**Stated task:**
Search the material below for the string "East" and list each line that holds it.

**Given records:**

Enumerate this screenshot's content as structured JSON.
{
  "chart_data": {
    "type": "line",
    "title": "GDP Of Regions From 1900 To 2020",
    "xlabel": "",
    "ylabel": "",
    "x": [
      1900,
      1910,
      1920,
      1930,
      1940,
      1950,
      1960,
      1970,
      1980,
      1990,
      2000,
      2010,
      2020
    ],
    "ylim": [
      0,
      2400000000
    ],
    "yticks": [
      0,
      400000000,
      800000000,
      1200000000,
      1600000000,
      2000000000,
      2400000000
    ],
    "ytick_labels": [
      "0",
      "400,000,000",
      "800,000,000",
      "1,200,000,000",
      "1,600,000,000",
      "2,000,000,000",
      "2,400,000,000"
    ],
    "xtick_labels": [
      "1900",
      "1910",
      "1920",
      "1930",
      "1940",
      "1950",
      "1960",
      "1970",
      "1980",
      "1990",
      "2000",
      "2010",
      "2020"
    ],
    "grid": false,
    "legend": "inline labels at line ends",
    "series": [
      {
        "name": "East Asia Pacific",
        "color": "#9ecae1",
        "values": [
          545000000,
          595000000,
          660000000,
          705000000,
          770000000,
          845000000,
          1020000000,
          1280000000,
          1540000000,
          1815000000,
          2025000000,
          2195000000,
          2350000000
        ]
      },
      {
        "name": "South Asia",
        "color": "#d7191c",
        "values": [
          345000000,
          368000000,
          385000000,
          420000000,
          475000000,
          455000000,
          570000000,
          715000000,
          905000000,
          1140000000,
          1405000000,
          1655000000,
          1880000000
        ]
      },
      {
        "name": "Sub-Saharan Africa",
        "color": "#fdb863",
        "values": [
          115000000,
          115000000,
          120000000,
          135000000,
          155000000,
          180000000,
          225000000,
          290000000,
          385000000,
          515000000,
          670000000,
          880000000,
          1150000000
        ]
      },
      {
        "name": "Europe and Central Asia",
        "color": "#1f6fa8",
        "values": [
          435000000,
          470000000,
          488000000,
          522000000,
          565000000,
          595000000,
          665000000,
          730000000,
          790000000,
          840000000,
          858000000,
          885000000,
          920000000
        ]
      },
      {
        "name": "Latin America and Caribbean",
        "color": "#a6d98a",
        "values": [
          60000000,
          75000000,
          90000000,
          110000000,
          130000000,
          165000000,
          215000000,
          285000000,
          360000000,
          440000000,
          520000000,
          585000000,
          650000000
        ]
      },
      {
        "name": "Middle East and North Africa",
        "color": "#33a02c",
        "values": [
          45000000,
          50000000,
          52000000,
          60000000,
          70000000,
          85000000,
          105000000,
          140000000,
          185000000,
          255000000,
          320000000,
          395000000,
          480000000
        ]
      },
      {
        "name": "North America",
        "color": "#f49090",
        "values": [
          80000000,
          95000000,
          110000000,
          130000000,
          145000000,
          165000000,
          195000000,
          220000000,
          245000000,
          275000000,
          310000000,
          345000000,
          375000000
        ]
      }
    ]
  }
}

**Exercise answer:**
        "name": "East Asia Pacific",
        "name": "Middle East and North Africa",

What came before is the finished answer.